WRITTEN EXERCISE:
From the listing below, pull out every line where the string "long" appears.

- - -

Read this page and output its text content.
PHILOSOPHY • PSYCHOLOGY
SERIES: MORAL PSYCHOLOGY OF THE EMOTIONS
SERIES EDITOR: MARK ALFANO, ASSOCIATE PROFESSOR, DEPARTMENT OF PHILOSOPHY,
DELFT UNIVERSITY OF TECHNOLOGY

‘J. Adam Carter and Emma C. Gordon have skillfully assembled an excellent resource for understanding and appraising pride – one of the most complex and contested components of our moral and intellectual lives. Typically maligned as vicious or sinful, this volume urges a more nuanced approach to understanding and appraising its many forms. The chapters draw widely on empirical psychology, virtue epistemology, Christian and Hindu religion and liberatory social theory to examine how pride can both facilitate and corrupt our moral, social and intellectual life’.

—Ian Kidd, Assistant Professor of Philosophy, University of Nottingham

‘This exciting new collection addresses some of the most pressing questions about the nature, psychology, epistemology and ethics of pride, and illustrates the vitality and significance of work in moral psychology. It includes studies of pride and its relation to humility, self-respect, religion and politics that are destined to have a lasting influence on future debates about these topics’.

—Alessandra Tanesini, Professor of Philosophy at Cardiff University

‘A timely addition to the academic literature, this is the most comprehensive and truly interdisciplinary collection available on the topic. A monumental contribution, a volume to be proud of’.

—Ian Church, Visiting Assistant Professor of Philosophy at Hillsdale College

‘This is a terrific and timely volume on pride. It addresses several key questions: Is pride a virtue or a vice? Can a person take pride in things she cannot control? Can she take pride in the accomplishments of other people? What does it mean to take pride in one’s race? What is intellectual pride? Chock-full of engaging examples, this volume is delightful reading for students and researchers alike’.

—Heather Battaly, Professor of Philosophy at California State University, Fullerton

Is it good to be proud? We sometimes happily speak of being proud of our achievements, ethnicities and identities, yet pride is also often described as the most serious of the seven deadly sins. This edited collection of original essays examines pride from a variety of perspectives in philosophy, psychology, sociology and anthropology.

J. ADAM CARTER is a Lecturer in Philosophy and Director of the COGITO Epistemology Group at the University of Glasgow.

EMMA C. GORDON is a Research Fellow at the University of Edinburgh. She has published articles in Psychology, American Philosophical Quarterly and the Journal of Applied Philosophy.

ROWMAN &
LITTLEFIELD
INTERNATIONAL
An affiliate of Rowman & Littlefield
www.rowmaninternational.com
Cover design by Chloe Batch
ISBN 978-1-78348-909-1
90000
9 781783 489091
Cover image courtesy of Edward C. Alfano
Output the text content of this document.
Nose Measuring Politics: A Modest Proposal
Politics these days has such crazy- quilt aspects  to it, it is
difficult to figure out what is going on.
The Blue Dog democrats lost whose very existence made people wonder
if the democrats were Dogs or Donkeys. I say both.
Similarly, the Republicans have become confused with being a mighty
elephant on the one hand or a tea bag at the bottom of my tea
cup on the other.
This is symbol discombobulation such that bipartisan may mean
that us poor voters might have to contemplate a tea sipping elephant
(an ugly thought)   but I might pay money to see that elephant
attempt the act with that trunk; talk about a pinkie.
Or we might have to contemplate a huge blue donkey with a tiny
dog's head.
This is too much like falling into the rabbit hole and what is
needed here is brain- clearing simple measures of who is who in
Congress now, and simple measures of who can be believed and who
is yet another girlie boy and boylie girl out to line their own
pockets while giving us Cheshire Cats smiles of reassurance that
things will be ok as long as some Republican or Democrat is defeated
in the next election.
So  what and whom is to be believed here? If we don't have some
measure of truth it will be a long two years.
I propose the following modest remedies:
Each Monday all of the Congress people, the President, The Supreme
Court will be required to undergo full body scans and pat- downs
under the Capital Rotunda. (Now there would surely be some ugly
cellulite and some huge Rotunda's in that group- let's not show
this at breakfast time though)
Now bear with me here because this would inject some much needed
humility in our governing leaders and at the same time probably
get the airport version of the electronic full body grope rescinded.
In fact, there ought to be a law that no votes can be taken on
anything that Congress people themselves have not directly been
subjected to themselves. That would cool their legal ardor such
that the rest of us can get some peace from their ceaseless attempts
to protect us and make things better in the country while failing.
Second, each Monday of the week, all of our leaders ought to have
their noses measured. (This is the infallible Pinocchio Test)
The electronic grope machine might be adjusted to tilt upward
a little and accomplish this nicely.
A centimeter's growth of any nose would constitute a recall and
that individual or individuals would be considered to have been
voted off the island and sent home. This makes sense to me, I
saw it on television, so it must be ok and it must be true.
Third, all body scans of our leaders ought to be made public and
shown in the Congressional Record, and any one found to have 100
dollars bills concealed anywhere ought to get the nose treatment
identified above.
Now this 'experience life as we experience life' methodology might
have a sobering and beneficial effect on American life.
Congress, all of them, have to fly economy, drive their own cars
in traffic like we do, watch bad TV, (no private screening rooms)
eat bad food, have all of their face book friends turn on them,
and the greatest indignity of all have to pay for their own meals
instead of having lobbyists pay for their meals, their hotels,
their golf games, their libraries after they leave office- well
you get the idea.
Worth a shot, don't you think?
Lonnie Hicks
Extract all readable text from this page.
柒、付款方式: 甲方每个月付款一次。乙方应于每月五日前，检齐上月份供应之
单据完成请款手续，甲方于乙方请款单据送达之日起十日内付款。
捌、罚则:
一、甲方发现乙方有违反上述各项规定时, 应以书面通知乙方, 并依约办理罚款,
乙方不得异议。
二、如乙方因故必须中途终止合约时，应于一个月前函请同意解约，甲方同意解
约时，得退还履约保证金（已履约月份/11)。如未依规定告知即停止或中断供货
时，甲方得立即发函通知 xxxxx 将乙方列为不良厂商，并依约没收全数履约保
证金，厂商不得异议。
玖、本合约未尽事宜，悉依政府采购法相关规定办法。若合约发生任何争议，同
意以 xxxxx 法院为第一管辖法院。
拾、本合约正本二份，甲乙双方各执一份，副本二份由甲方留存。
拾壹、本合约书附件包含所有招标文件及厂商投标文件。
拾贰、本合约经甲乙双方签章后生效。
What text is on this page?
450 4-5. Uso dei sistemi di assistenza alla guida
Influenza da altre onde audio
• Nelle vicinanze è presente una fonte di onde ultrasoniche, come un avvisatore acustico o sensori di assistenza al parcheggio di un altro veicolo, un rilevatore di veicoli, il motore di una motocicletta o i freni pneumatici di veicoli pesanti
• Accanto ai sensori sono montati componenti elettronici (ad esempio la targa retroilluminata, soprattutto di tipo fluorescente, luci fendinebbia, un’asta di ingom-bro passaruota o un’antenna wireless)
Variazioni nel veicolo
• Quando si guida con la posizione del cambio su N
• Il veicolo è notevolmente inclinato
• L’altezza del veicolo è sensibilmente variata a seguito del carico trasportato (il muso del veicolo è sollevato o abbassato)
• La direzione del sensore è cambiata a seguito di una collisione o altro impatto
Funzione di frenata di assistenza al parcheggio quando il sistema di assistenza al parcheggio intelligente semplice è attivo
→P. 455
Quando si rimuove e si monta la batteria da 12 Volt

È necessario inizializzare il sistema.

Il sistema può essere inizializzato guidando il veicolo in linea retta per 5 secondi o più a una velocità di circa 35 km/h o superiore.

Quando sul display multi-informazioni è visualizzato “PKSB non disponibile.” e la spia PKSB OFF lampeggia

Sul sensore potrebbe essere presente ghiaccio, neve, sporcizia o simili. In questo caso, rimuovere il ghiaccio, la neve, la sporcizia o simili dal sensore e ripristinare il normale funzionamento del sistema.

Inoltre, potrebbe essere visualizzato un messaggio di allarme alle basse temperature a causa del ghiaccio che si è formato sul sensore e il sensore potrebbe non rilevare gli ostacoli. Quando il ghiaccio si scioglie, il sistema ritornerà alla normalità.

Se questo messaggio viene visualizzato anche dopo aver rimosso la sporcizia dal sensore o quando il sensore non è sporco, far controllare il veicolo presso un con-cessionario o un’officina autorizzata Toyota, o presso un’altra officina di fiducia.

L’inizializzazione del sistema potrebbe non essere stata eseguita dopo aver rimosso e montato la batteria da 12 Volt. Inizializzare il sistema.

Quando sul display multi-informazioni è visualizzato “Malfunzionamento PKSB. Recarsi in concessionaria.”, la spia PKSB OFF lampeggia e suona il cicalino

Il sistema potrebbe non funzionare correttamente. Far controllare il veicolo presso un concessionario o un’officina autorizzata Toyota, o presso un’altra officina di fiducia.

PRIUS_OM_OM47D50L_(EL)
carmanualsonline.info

- - -

RESPONSE TO THIS EXERCISE:
things will be ok as long as some Republican or Democrat is defeated
measure of truth it will be a long two years.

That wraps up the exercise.